=== DESCRIPTION OF THE TASK ===
Return the whole listing exactly as it stands.

=== RECORDS SUPPLIED ===

▼

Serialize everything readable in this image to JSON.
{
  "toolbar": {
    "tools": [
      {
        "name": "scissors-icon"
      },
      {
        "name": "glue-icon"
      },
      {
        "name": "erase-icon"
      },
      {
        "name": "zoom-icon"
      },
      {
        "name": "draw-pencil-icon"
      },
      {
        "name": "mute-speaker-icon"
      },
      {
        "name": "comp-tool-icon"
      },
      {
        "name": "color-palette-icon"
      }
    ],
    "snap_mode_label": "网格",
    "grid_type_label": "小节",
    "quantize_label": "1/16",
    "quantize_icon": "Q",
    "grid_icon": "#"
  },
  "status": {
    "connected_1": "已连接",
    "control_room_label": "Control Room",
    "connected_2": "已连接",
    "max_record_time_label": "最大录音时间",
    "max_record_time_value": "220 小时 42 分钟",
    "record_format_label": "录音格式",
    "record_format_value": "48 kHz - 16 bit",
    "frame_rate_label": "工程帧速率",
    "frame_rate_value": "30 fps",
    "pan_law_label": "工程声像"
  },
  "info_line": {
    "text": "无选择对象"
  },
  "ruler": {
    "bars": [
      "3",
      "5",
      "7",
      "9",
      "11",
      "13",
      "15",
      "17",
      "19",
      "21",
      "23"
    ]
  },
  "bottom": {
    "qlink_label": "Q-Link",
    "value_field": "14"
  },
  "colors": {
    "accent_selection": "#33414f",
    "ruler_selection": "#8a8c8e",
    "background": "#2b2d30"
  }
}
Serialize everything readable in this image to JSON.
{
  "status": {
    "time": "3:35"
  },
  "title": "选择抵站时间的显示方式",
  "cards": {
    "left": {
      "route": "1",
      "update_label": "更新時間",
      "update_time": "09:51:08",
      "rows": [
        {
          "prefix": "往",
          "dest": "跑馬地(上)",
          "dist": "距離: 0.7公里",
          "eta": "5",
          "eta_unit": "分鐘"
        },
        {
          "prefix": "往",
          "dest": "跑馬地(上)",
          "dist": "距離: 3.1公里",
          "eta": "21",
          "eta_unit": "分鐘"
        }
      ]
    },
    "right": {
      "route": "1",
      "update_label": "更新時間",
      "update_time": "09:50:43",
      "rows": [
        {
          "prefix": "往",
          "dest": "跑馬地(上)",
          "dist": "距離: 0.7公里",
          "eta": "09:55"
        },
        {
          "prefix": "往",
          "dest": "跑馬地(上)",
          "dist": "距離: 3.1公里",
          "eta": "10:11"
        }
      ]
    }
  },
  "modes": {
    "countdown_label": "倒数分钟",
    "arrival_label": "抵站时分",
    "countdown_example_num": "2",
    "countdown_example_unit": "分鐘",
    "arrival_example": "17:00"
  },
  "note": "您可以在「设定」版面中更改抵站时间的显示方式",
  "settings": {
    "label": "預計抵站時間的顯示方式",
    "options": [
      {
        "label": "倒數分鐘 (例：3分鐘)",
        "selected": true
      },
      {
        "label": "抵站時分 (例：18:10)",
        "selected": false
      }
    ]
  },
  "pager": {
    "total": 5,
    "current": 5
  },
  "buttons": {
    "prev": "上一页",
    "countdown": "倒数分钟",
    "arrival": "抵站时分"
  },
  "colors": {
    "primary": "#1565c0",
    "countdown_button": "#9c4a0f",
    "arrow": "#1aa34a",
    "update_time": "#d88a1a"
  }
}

▲

=== RESPONSE ===
Serialize everything readable in this image to JSON.
{
  "toolbar": {
    "tools": [
      {
        "name": "scissors-icon"
      },
      {
        "name": "glue-icon"
      },
      {
        "name": "erase-icon"
      },
      {
        "name": "zoom-icon"
      },
      {
        "name": "draw-pencil-icon"
      },
      {
        "name": "mute-speaker-icon"
      },
      {
        "name": "comp-tool-icon"
      },
      {
        "name": "color-palette-icon"
      }
    ],
    "snap_mode_label": "网格",
    "grid_type_label": "小节",
    "quantize_label": "1/16",
    "quantize_icon": "Q",
    "grid_icon": "#"
  },
  "status": {
    "connected_1": "已连接",
    "control_room_label": "Control Room",
    "connected_2": "已连接",
    "max_record_time_label": "最大录音时间",
    "max_record_time_value": "220 小时 42 分钟",
    "record_format_label": "录音格式",
    "record_format_value": "48 kHz - 16 bit",
    "frame_rate_label": "工程帧速率",
    "frame_rate_value": "30 fps",
    "pan_law_label": "工程声像"
  },
  "info_line": {
    "text": "无选择对象"
  },
  "ruler": {
    "bars": [
      "3",
      "5",
      "7",
      "9",
      "11",
      "13",
      "15",
      "17",
      "19",
      "21",
      "23"
    ]
  },
  "bottom": {
    "qlink_label": "Q-Link",
    "value_field": "14"
  },
  "colors": {
    "accent_selection": "#33414f",
    "ruler_selection": "#8a8c8e",
    "background": "#2b2d30"
  }
}
Serialize everything readable in this image to JSON.
{
  "status": {
    "time": "3:35"
  },
  "title": "选择抵站时间的显示方式",
  "cards": {
    "left": {
      "route": "1",
      "update_label": "更新時間",
      "update_time": "09:51:08",
      "rows": [
        {
          "prefix": "往",
          "dest": "跑馬地(上)",
          "dist": "距離: 0.7公里",
          "eta": "5",
          "eta_unit": "分鐘"
        },
        {
          "prefix": "往",
          "dest": "跑馬地(上)",
          "dist": "距離: 3.1公里",
          "eta": "21",
          "eta_unit": "分鐘"
        }
      ]
    },
    "right": {
      "route": "1",
      "update_label": "更新時間",
      "update_time": "09:50:43",
      "rows": [
        {
          "prefix": "往",
          "dest": "跑馬地(上)",
          "dist": "距離: 0.7公里",
          "eta": "09:55"
        },
        {
          "prefix": "往",
          "dest": "跑馬地(上)",
          "dist": "距離: 3.1公里",
          "eta": "10:11"
        }
      ]
    }
  },
  "modes": {
    "countdown_label": "倒数分钟",
    "arrival_label": "抵站时分",
    "countdown_example_num": "2",
    "countdown_example_unit": "分鐘",
    "arrival_example": "17:00"
  },
  "note": "您可以在「设定」版面中更改抵站时间的显示方式",
  "settings": {
    "label": "預計抵站時間的顯示方式",
    "options": [
      {
        "label": "倒數分鐘 (例：3分鐘)",
        "selected": true
      },
      {
        "label": "抵站時分 (例：18:10)",
        "selected": false
      }
    ]
  },
  "pager": {
    "total": 5,
    "current": 5
  },
  "buttons": {
    "prev": "上一页",
    "countdown": "倒数分钟",
    "arrival": "抵站时分"
  },
  "colors": {
    "primary": "#1565c0",
    "countdown_button": "#9c4a0f",
    "arrow": "#1aa34a",
    "update_time": "#d88a1a"
  }
}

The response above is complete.